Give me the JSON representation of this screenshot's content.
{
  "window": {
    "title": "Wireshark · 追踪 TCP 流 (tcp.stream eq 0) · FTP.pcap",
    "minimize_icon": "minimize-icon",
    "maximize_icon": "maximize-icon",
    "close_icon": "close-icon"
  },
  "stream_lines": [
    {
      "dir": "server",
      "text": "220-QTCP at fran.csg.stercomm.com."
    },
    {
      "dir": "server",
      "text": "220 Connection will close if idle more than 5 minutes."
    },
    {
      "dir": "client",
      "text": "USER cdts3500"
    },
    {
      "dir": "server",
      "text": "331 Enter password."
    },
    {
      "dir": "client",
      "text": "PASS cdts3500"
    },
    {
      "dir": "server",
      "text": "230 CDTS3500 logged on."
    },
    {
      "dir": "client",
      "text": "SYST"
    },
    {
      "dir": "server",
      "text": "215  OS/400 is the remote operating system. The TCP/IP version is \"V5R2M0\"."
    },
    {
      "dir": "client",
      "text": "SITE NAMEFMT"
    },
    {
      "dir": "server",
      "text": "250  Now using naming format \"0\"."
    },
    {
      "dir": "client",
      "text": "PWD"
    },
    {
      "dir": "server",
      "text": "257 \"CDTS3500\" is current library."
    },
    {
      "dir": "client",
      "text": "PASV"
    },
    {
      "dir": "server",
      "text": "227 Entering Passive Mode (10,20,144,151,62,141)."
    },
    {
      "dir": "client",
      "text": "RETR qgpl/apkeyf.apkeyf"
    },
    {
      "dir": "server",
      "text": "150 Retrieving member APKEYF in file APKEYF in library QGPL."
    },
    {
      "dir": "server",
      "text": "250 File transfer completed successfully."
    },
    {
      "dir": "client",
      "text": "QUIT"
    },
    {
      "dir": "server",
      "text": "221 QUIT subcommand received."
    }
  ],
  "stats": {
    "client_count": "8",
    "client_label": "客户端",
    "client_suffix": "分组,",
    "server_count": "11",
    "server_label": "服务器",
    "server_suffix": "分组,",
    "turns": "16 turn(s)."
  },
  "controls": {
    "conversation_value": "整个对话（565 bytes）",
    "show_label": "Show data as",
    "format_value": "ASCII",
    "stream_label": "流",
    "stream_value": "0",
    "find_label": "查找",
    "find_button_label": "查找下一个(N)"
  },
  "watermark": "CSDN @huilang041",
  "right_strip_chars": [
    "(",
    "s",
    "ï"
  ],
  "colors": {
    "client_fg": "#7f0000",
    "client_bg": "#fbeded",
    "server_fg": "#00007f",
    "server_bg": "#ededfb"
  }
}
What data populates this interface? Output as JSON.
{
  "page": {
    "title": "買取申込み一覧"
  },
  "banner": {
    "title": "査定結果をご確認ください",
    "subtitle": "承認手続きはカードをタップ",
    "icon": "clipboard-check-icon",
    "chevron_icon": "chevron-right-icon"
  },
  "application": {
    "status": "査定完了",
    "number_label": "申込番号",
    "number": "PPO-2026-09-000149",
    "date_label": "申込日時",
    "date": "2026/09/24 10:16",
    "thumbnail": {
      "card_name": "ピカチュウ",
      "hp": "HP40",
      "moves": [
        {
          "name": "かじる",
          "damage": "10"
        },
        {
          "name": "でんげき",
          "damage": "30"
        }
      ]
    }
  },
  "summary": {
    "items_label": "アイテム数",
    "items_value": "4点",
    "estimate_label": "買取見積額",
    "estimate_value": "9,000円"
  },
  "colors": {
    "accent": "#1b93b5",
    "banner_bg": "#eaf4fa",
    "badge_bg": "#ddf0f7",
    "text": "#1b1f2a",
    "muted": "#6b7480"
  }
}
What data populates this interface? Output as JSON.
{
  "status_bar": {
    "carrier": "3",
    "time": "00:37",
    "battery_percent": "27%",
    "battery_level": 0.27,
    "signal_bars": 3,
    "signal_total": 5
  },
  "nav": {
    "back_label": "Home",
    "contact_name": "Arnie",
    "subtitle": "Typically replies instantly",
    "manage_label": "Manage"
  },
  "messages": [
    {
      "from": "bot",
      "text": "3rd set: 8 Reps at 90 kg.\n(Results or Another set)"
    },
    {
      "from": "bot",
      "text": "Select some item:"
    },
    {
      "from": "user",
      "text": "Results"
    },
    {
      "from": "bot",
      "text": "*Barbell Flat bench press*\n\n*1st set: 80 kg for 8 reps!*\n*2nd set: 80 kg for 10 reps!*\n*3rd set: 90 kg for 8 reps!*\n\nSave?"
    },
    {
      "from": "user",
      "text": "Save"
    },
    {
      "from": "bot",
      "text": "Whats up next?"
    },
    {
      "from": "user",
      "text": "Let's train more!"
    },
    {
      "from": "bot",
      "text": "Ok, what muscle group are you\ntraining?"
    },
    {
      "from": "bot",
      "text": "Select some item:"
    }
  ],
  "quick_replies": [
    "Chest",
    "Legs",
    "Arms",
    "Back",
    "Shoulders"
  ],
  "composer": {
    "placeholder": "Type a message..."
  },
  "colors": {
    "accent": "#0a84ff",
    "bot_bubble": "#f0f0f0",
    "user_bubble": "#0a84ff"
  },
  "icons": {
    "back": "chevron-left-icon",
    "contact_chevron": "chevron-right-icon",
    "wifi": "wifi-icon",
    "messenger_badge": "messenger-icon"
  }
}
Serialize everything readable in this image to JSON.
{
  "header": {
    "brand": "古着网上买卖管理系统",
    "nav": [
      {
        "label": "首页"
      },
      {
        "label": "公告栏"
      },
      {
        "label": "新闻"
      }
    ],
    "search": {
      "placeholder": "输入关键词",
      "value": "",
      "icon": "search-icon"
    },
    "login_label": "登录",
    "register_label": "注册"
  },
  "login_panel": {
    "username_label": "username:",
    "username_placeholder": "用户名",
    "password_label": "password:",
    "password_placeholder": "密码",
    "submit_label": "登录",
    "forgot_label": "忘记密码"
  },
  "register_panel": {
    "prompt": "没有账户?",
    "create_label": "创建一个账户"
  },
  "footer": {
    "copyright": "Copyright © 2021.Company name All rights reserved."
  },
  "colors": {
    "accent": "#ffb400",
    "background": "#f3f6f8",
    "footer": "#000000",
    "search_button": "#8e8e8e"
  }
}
§
> **The request**
Extract the complete listing verbatim.

> **Answer to this task**
Give me the JSON representation of this screenshot's content.
{
  "window": {
    "title": "Wireshark · 追踪 TCP 流 (tcp.stream eq 0) · FTP.pcap",
    "minimize_icon": "minimize-icon",
    "maximize_icon": "maximize-icon",
    "close_icon": "close-icon"
  },
  "stream_lines": [
    {
      "dir": "server",
      "text": "220-QTCP at fran.csg.stercomm.com."
    },
    {
      "dir": "server",
      "text": "220 Connection will close if idle more than 5 minutes."
    },
    {
      "dir": "client",
      "text": "USER cdts3500"
    },
    {
      "dir": "server",
      "text": "331 Enter password."
    },
    {
      "dir": "client",
      "text": "PASS cdts3500"
    },
    {
      "dir": "server",
      "text": "230 CDTS3500 logged on."
    },
    {
      "dir": "client",
      "text": "SYST"
    },
    {
      "dir": "server",
      "text": "215  OS/400 is the remote operating system. The TCP/IP version is \"V5R2M0\"."
    },
    {
      "dir": "client",
      "text": "SITE NAMEFMT"
    },
    {
      "dir": "server",
      "text": "250  Now using naming format \"0\"."
    },
    {
      "dir": "client",
      "text": "PWD"
    },
    {
      "dir": "server",
      "text": "257 \"CDTS3500\" is current library."
    },
    {
      "dir": "client",
      "text": "PASV"
    },
    {
      "dir": "server",
      "text": "227 Entering Passive Mode (10,20,144,151,62,141)."
    },
    {
      "dir": "client",
      "text": "RETR qgpl/apkeyf.apkeyf"
    },
    {
      "dir": "server",
      "text": "150 Retrieving member APKEYF in file APKEYF in library QGPL."
    },
    {
      "dir": "server",
      "text": "250 File transfer completed successfully."
    },
    {
      "dir": "client",
      "text": "QUIT"
    },
    {
      "dir": "server",
      "text": "221 QUIT subcommand received."
    }
  ],
  "stats": {
    "client_count": "8",
    "client_label": "客户端",
    "client_suffix": "分组,",
    "server_count": "11",
    "server_label": "服务器",
    "server_suffix": "分组,",
    "turns": "16 turn(s)."
  },
  "controls": {
    "conversation_value": "整个对话（565 bytes）",
    "show_label": "Show data as",
    "format_value": "ASCII",
    "stream_label": "流",
    "stream_value": "0",
    "find_label": "查找",
    "find_button_label": "查找下一个(N)"
  },
  "watermark": "CSDN @huilang041",
  "right_strip_chars": [
    "(",
    "s",
    "ï"
  ],
  "colors": {
    "client_fg": "#7f0000",
    "client_bg": "#fbeded",
    "server_fg": "#00007f",
    "server_bg": "#ededfb"
  }
}
What data populates this interface? Output as JSON.
{
  "page": {
    "title": "買取申込み一覧"
  },
  "banner": {
    "title": "査定結果をご確認ください",
    "subtitle": "承認手続きはカードをタップ",
    "icon": "clipboard-check-icon",
    "chevron_icon": "chevron-right-icon"
  },
  "application": {
    "status": "査定完了",
    "number_label": "申込番号",
    "number": "PPO-2026-09-000149",
    "date_label": "申込日時",
    "date": "2026/09/24 10:16",
    "thumbnail": {
      "card_name": "ピカチュウ",
      "hp": "HP40",
      "moves": [
        {
          "name": "かじる",
          "damage": "10"
        },
        {
          "name": "でんげき",
          "damage": "30"
        }
      ]
    }
  },
  "summary": {
    "items_label": "アイテム数",
    "items_value": "4点",
    "estimate_label": "買取見積額",
    "estimate_value": "9,000円"
  },
  "colors": {
    "accent": "#1b93b5",
    "banner_bg": "#eaf4fa",
    "badge_bg": "#ddf0f7",
    "text": "#1b1f2a",
    "muted": "#6b7480"
  }
}
What data populates this interface? Output as JSON.
{
  "status_bar": {
    "carrier": "3",
    "time": "00:37",
    "battery_percent": "27%",
    "battery_level": 0.27,
    "signal_bars": 3,
    "signal_total": 5
  },
  "nav": {
    "back_label": "Home",
    "contact_name": "Arnie",
    "subtitle": "Typically replies instantly",
    "manage_label": "Manage"
  },
  "messages": [
    {
      "from": "bot",
      "text": "3rd set: 8 Reps at 90 kg.\n(Results or Another set)"
    },
    {
      "from": "bot",
      "text": "Select some item:"
    },
    {
      "from": "user",
      "text": "Results"
    },
    {
      "from": "bot",
      "text": "*Barbell Flat bench press*\n\n*1st set: 80 kg for 8 reps!*\n*2nd set: 80 kg for 10 reps!*\n*3rd set: 90 kg for 8 reps!*\n\nSave?"
    },
    {
      "from": "user",
      "text": "Save"
    },
    {
      "from": "bot",
      "text": "Whats up next?"
    },
    {
      "from": "user",
      "text": "Let's train more!"
    },
    {
      "from": "bot",
      "text": "Ok, what muscle group are you\ntraining?"
    },
    {
      "from": "bot",
      "text": "Select some item:"
    }
  ],
  "quick_replies": [
    "Chest",
    "Legs",
    "Arms",
    "Back",
    "Shoulders"
  ],
  "composer": {
    "placeholder": "Type a message..."
  },
  "colors": {
    "accent": "#0a84ff",
    "bot_bubble": "#f0f0f0",
    "user_bubble": "#0a84ff"
  },
  "icons": {
    "back": "chevron-left-icon",
    "contact_chevron": "chevron-right-icon",
    "wifi": "wifi-icon",
    "messenger_badge": "messenger-icon"
  }
}
Serialize everything readable in this image to JSON.
{
  "header": {
    "brand": "古着网上买卖管理系统",
    "nav": [
      {
        "label": "首页"
      },
      {
        "label": "公告栏"
      },
      {
        "label": "新闻"
      }
    ],
    "search": {
      "placeholder": "输入关键词",
      "value": "",
      "icon": "search-icon"
    },
    "login_label": "登录",
    "register_label": "注册"
  },
  "login_panel": {
    "username_label": "username:",
    "username_placeholder": "用户名",
    "password_label": "password:",
    "password_placeholder": "密码",
    "submit_label": "登录",
    "forgot_label": "忘记密码"
  },
  "register_panel": {
    "prompt": "没有账户?",
    "create_label": "创建一个账户"
  },
  "footer": {
    "copyright": "Copyright © 2021.Company name All rights reserved."
  },
  "colors": {
    "accent": "#ffb400",
    "background": "#f3f6f8",
    "footer": "#000000",
    "search_button": "#8e8e8e"
  }
}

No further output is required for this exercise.